The plaintiffs sought to clarify the personal liability of Mr Reid.   I accepted,  for  the  purpose  of  the  application  for  strike  out,  that Mr Reid had standing as a trustee of the Marangairoa Trust, which appeared to contribute a sum to Mrs Barber’s original purchase of the land in question.

(b)      Cooper Rapley’s entitlement to costs.

The plaintiffs say that, as a party to the claim, Cooper Rapley is not entitled to its costs in defending itself.

[10]     The respondents did not respond to either issue.

[11]     As to Mr Reid’s liability, I note that s 38 of the Trustee Act 1956 provides that  a  Trustee  may  reimburse  himself  out  of  the  trust  property  all  expenses reasonably incurred in or about the execution of the trusts or powers.   In Dark v Weenink, Winkelmann J observed that s 38 extended to costs awarded against defendant trustees in litigation.[1]    As I did not find that the plaintiffs - including Mr Reid as trustee - acted unreasonably or improperly, s 38 applies.

[1] HC Auckland CIV-2003-404-5846, 5 February 2007.

- [Extracted entries]
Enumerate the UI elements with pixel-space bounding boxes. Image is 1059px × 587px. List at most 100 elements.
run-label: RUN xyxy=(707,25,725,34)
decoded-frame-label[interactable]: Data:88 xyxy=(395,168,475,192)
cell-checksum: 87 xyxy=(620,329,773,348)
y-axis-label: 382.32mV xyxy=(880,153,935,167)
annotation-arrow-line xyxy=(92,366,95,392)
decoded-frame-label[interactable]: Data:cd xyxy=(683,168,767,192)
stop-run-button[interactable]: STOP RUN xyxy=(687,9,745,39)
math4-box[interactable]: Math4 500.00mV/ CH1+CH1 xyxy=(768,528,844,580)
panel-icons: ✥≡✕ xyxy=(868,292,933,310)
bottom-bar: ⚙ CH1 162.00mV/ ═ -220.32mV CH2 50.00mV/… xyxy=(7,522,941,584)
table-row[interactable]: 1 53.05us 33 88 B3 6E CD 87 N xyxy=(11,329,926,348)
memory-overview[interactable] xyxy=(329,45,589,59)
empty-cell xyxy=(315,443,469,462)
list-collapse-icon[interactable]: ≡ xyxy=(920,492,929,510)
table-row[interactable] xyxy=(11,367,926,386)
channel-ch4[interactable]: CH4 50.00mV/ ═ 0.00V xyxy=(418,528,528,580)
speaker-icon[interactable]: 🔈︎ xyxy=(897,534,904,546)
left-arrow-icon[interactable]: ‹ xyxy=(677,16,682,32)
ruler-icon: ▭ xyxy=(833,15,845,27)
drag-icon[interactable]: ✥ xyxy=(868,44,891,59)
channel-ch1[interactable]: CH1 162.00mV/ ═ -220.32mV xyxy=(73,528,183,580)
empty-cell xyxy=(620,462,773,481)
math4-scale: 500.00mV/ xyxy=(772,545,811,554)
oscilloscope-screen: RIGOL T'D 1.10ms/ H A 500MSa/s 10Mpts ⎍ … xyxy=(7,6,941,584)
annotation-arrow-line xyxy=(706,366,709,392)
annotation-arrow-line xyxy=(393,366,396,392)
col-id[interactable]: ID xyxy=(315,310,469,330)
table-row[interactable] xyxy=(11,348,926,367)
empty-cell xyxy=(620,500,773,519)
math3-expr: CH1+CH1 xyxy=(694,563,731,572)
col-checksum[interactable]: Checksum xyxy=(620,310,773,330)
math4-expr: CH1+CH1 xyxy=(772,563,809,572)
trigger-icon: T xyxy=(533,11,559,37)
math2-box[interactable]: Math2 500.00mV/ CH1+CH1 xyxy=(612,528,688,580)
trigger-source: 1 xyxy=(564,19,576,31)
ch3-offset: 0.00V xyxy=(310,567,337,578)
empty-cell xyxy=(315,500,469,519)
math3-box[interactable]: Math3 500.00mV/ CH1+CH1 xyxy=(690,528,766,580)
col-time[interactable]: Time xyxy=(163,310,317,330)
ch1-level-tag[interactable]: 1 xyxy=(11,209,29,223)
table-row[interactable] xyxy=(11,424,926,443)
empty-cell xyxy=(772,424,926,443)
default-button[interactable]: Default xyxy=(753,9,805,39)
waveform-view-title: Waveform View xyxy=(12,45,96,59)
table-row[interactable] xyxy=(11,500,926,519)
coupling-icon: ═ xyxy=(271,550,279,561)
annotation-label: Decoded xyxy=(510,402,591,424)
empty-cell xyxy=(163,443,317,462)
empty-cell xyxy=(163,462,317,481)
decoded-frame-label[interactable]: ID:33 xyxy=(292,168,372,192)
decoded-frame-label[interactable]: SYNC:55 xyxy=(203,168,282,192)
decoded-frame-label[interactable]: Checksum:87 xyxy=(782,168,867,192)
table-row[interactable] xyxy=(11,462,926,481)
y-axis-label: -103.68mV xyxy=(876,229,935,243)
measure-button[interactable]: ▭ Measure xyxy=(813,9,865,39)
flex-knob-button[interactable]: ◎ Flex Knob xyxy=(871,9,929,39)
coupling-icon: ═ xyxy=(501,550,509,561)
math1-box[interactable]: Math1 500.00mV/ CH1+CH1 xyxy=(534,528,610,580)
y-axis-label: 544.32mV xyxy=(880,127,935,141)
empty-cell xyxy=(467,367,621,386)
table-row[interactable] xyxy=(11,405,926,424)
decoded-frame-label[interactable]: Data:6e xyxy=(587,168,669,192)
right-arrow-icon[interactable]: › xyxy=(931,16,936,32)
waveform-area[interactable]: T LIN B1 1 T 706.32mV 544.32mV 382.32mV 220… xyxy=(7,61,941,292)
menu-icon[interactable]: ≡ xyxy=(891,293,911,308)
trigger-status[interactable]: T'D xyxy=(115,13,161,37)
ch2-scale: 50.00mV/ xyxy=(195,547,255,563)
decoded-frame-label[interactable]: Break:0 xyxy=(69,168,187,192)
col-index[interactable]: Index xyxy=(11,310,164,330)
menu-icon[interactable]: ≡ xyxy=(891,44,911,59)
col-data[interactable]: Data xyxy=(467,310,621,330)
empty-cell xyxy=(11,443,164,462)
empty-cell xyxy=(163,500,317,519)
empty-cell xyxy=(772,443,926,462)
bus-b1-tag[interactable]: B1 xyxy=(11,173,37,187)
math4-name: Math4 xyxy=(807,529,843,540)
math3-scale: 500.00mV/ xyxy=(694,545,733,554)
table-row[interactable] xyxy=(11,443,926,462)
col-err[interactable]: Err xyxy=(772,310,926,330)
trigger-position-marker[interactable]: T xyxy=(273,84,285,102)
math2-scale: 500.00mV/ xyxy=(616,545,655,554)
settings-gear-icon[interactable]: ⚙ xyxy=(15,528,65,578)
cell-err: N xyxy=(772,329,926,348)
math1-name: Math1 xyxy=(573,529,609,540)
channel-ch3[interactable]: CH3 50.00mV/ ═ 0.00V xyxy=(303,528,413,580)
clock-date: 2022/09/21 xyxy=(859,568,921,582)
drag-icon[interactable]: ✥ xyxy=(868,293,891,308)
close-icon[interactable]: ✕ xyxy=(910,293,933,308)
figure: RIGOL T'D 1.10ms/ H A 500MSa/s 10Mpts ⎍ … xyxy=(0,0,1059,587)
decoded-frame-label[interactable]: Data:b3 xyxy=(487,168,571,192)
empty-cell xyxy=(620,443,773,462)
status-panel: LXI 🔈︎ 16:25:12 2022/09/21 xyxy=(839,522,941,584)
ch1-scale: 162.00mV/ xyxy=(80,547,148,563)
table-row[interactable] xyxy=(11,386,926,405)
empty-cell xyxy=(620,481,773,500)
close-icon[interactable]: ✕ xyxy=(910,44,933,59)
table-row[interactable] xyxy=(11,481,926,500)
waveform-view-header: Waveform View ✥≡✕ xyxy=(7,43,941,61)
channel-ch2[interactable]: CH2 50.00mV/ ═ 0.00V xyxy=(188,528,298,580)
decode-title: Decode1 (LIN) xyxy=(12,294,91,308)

- [Exercise objective]
In the costs ruling, which judge observed in Dark v Weenink that s 38 of the Trustee Act 1956 extended to costs awarded against defendant trustees in litigation?

- [Result of this task]
Winkelmann J.